| Recorded data |
┄┄┄┄┄┄┄┄┄┄┄┄┄┄┄┄┄┄┄┄

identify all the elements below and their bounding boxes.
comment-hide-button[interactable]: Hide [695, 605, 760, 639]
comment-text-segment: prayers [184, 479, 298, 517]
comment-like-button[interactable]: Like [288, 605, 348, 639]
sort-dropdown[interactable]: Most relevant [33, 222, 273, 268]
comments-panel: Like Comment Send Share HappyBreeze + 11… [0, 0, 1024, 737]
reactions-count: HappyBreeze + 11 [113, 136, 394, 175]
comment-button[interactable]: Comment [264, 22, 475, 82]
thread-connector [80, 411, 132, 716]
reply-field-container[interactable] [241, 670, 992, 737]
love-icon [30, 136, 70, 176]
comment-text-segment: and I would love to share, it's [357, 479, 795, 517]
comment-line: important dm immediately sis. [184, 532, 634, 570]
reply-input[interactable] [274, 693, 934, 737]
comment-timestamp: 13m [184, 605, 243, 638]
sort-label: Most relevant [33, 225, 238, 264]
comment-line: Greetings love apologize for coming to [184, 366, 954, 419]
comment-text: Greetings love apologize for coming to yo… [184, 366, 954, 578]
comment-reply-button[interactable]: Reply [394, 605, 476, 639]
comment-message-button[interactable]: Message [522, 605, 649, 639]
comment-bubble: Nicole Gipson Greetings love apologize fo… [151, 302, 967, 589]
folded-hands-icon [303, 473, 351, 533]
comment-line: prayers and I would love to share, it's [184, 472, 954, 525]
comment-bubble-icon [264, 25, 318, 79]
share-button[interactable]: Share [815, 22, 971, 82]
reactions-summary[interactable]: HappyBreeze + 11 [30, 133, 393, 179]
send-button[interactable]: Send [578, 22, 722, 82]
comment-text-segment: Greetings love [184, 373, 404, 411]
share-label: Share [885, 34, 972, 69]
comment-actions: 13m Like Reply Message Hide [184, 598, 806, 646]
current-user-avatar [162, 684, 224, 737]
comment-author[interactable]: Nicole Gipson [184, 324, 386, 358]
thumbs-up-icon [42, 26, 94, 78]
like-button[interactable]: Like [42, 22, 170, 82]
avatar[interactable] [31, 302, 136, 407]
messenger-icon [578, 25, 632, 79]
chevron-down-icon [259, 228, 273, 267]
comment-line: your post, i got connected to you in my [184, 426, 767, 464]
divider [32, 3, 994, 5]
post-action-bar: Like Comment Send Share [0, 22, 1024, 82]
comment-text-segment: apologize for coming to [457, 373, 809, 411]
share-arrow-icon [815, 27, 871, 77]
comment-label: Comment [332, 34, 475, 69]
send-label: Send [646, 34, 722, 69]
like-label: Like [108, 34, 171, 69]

┄┄┄┄┄┄┄┄┄┄┄┄┄┄┄┄┄┄┄┄

| Short task |
Can you set out all the lines above as a numbered list, leaving out any blank ones?

| Task answer |
1. identify all the elements below and their bounding boxes.
2. comment-hide-button[interactable]: Hide [695, 605, 760, 639]
3. comment-text-segment: prayers [184, 479, 298, 517]
4. comment-like-button[interactable]: Like [288, 605, 348, 639]
5. sort-dropdown[interactable]: Most relevant [33, 222, 273, 268]
6. comments-panel: Like Comment Send Share HappyBreeze + 11… [0, 0, 1024, 737]
7. reactions-count: HappyBreeze + 11 [113, 136, 394, 175]
8. comment-button[interactable]: Comment [264, 22, 475, 82]
9. thread-connector [80, 411, 132, 716]
10. reply-field-container[interactable] [241, 670, 992, 737]
11. love-icon [30, 136, 70, 176]
12. comment-text-segment: and I would love to share, it's [357, 479, 795, 517]
13. comment-line: important dm immediately sis. [184, 532, 634, 570]
14. reply-input[interactable] [274, 693, 934, 737]
15. comment-timestamp: 13m [184, 605, 243, 638]
16. sort-label: Most relevant [33, 225, 238, 264]
17. comment-line: Greetings love apologize for coming to [184, 366, 954, 419]
18. comment-text: Greetings love apologize for coming to yo… [184, 366, 954, 578]
19. comment-reply-button[interactable]: Reply [394, 605, 476, 639]
20. comment-message-button[interactable]: Message [522, 605, 649, 639]
21. comment-bubble: Nicole Gipson Greetings love apologize fo… [151, 302, 967, 589]
22. folded-hands-icon [303, 473, 351, 533]
23. comment-line: prayers and I would love to share, it's [184, 472, 954, 525]
24. comment-bubble-icon [264, 25, 318, 79]
25. share-button[interactable]: Share [815, 22, 971, 82]
26. reactions-summary[interactable]: HappyBreeze + 11 [30, 133, 393, 179]
27. send-button[interactable]: Send [578, 22, 722, 82]
28. comment-text-segment: Greetings love [184, 373, 404, 411]
29. share-label: Share [885, 34, 972, 69]
30. comment-actions: 13m Like Reply Message Hide [184, 598, 806, 646]
31. current-user-avatar [162, 684, 224, 737]
32. comment-author[interactable]: Nicole Gipson [184, 324, 386, 358]
33. thumbs-up-icon [42, 26, 94, 78]
34. like-button[interactable]: Like [42, 22, 170, 82]
35. avatar[interactable] [31, 302, 136, 407]
36. messenger-icon [578, 25, 632, 79]
37. chevron-down-icon [259, 228, 273, 267]
38. comment-line: your post, i got connected to you in my [184, 426, 767, 464]
39. divider [32, 3, 994, 5]
40. post-action-bar: Like Comment Send Share [0, 22, 1024, 82]
41. comment-text-segment: apologize for coming to [457, 373, 809, 411]
42. share-arrow-icon [815, 27, 871, 77]
43. comment-label: Comment [332, 34, 475, 69]
44. send-label: Send [646, 34, 722, 69]
45. like-label: Like [108, 34, 171, 69]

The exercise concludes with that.